*INSTRUCTIONS FOR THE TASK*. Gather every line of the entries that includes the word "timestamp".

[Collected data]

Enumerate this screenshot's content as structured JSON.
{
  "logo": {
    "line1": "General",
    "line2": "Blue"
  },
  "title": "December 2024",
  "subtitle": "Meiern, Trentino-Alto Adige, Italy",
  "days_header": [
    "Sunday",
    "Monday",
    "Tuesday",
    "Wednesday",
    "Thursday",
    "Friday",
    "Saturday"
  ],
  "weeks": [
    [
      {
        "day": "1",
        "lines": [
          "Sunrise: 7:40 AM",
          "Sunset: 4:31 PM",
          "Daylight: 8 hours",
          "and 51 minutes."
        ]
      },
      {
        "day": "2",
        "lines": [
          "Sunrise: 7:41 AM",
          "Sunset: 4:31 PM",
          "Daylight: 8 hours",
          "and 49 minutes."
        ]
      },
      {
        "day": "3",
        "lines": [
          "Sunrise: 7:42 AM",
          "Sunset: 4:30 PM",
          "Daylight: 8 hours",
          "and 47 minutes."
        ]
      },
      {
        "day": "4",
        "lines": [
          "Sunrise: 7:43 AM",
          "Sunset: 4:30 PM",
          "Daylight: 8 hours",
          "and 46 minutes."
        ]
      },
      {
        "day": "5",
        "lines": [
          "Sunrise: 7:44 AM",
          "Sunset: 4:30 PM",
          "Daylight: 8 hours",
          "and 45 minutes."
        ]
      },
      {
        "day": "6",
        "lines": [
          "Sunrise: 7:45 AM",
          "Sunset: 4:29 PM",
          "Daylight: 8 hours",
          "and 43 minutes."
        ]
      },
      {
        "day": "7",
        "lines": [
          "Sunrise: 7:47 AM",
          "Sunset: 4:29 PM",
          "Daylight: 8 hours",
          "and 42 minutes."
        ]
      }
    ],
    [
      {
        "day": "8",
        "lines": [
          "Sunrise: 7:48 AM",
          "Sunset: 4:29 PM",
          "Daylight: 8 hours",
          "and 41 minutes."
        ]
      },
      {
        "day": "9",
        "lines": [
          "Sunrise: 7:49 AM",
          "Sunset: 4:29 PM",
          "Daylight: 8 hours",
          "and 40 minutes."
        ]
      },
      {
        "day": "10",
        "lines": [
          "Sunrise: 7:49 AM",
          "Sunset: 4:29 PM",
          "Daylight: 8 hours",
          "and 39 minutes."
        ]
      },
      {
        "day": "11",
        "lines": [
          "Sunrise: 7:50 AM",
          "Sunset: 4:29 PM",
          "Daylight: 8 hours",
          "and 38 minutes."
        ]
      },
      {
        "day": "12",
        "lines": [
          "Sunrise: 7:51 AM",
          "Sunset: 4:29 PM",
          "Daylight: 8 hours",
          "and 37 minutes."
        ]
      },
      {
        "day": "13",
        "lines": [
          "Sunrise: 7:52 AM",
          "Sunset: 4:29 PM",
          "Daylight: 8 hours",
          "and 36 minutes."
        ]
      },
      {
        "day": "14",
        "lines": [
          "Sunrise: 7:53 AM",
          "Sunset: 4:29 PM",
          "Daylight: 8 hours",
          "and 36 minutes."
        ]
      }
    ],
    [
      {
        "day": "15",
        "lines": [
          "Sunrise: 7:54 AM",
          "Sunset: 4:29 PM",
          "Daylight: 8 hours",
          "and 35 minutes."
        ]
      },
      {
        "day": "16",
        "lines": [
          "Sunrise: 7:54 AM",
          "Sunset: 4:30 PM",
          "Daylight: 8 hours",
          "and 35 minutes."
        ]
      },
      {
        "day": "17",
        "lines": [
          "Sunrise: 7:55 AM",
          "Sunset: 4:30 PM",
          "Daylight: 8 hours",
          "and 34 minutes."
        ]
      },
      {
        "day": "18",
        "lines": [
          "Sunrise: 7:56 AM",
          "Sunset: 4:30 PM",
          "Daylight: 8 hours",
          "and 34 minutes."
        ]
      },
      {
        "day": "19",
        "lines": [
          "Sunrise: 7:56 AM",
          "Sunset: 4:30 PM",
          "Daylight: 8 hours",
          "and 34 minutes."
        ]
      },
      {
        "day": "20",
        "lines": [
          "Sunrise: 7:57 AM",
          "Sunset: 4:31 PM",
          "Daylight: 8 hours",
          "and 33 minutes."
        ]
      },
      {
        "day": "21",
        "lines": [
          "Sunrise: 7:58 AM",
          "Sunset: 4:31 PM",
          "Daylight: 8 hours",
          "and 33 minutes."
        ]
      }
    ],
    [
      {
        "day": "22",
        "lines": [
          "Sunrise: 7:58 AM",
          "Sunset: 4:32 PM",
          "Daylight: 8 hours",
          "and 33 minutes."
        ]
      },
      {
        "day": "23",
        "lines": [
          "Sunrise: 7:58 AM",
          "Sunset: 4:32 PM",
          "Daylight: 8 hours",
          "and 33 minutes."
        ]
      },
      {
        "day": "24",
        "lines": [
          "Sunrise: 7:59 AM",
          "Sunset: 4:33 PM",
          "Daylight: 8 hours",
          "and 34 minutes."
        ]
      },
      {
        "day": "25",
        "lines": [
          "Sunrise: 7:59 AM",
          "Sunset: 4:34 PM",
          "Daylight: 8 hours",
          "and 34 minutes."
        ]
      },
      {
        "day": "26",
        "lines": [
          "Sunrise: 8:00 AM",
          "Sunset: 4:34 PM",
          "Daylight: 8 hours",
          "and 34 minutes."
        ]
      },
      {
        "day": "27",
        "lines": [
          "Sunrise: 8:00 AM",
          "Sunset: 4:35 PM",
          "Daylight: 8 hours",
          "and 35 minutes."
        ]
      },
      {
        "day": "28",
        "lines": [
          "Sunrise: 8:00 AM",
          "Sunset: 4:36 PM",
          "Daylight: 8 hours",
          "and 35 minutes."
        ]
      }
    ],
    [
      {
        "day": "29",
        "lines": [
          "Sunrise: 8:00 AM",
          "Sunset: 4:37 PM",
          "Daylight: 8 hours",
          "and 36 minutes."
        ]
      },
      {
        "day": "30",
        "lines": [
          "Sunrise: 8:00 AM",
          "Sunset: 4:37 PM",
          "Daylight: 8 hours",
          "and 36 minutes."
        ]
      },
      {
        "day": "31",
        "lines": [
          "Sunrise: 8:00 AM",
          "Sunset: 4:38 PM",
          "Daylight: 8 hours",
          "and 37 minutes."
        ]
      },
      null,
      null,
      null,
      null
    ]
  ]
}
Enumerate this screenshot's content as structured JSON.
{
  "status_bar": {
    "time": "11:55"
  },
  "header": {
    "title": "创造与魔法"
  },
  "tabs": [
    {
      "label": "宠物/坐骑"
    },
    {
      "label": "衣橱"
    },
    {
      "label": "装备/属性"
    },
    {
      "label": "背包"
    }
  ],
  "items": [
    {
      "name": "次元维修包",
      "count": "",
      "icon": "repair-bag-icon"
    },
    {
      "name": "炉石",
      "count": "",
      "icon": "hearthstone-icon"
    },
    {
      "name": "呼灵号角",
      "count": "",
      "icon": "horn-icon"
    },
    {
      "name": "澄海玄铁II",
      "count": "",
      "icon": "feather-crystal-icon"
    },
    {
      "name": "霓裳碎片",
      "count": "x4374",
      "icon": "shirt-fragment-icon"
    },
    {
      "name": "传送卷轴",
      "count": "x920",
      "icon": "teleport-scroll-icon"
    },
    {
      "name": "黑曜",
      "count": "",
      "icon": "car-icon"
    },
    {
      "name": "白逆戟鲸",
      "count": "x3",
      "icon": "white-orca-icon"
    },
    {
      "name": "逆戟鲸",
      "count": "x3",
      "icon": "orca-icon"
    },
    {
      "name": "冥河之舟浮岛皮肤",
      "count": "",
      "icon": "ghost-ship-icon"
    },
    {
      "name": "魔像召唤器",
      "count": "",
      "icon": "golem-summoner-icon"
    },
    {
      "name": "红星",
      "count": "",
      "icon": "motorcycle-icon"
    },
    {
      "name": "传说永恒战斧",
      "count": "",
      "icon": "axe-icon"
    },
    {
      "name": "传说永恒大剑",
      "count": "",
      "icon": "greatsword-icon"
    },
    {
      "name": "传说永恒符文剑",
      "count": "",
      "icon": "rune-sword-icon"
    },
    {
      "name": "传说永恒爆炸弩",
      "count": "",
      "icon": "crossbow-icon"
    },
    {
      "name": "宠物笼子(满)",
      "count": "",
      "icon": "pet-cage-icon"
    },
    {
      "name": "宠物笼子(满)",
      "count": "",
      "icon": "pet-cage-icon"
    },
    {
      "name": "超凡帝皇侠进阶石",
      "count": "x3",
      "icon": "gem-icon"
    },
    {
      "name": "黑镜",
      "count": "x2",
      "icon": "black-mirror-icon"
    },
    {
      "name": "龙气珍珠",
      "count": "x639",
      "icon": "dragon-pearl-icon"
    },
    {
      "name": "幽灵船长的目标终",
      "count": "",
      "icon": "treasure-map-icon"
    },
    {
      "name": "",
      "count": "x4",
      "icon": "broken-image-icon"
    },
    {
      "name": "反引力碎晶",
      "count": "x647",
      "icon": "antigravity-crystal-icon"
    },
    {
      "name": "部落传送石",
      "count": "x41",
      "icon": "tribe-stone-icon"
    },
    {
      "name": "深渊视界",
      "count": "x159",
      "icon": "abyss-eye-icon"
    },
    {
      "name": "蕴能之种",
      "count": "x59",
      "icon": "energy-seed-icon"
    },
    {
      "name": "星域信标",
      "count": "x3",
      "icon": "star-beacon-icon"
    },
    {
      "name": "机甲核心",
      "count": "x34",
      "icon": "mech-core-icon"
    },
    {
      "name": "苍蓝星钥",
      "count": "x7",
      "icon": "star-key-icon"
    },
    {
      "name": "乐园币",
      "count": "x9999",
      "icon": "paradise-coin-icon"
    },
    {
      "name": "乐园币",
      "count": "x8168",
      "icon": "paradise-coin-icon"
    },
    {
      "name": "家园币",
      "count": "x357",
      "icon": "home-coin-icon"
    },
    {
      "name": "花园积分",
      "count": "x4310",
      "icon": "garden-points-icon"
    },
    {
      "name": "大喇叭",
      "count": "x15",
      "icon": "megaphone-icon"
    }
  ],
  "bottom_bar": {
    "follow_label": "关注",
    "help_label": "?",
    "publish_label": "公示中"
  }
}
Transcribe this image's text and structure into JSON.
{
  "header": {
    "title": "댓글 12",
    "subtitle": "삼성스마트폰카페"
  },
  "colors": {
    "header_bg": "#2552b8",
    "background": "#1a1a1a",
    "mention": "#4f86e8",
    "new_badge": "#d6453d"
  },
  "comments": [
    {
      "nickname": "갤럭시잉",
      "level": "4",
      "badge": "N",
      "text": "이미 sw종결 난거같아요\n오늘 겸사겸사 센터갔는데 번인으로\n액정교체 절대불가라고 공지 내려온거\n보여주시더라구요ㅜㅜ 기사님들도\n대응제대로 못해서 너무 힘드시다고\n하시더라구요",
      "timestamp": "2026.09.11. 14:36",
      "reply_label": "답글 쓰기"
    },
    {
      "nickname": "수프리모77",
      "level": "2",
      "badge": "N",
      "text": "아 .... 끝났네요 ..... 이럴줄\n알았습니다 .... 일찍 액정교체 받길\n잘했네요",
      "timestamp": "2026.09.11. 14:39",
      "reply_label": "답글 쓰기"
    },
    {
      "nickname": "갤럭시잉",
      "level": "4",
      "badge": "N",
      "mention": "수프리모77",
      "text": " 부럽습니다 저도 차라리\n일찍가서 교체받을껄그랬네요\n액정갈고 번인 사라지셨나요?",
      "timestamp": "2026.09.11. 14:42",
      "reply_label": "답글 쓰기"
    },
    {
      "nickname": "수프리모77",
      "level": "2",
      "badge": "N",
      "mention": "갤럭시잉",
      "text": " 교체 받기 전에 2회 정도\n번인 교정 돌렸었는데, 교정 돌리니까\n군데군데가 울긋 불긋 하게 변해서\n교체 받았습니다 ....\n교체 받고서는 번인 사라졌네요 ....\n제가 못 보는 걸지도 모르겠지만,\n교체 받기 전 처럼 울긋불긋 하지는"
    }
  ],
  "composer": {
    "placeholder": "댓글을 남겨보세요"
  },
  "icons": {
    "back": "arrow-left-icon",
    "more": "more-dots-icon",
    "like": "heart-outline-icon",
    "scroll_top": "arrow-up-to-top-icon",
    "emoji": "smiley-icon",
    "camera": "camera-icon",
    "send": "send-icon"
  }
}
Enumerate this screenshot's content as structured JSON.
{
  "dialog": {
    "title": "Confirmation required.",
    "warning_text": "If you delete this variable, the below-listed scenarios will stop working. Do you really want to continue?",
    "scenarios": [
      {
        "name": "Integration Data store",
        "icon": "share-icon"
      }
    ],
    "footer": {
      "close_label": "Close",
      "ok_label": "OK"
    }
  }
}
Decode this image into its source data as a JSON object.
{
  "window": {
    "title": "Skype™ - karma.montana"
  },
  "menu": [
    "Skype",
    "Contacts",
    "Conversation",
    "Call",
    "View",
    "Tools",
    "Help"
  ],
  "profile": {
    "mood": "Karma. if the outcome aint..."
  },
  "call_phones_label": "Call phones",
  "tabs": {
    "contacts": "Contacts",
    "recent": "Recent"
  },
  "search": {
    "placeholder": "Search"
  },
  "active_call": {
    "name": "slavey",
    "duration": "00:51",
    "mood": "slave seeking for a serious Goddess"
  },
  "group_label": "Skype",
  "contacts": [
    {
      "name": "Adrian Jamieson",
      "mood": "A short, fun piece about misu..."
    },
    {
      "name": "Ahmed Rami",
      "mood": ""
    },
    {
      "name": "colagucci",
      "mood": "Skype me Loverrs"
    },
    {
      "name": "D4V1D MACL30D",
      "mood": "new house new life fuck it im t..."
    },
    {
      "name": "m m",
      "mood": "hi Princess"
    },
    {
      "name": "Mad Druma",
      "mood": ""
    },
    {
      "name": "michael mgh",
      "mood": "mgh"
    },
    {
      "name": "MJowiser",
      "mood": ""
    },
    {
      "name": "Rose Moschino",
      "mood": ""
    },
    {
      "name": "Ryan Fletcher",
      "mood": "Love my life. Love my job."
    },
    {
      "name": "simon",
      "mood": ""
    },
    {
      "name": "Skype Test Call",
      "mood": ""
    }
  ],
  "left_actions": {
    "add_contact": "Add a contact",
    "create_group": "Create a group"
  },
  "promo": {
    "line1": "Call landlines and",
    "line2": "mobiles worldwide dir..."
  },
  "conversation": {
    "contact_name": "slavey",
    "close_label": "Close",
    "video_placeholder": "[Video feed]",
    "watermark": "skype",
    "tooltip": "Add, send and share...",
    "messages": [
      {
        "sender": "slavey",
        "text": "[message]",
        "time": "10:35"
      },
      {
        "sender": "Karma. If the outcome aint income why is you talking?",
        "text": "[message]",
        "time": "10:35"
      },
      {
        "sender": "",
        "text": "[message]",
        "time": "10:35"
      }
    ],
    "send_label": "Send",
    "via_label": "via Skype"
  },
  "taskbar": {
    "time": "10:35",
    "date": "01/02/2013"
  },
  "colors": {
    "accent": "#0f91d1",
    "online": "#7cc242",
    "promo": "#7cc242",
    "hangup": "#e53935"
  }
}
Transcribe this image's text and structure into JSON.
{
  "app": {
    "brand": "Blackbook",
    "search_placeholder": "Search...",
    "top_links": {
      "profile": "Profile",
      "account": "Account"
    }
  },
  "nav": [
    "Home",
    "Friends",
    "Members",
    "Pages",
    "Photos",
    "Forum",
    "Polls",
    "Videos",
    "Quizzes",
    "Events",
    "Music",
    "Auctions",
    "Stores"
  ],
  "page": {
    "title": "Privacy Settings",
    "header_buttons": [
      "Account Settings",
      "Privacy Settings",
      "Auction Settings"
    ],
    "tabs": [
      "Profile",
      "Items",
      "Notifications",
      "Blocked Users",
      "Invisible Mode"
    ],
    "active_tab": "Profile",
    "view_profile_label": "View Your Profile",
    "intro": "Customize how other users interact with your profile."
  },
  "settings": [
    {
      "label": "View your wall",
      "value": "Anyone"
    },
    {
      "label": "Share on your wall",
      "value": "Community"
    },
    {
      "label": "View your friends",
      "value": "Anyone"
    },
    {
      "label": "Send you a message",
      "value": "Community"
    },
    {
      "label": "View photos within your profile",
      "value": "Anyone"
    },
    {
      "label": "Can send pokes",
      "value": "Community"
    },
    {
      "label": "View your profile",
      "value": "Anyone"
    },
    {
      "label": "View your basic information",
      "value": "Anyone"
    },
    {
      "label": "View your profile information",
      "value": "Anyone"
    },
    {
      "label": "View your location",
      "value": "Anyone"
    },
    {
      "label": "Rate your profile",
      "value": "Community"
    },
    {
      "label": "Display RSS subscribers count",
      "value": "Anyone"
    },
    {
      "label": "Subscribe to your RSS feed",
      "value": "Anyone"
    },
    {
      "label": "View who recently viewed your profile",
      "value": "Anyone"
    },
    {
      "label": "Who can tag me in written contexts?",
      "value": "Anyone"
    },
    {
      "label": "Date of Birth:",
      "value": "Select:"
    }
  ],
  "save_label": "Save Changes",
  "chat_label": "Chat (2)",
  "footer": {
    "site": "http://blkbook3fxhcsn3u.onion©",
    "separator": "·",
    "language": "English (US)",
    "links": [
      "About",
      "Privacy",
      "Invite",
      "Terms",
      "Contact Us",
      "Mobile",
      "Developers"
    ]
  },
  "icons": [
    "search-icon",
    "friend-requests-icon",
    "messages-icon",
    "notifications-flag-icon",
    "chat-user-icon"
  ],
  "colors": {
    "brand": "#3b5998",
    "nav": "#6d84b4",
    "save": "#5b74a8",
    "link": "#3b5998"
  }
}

*EXERCISE ANSWER*.
      "timestamp": "2026.09.11. 14:36",
      "timestamp": "2026.09.11. 14:39",
      "timestamp": "2026.09.11. 14:42",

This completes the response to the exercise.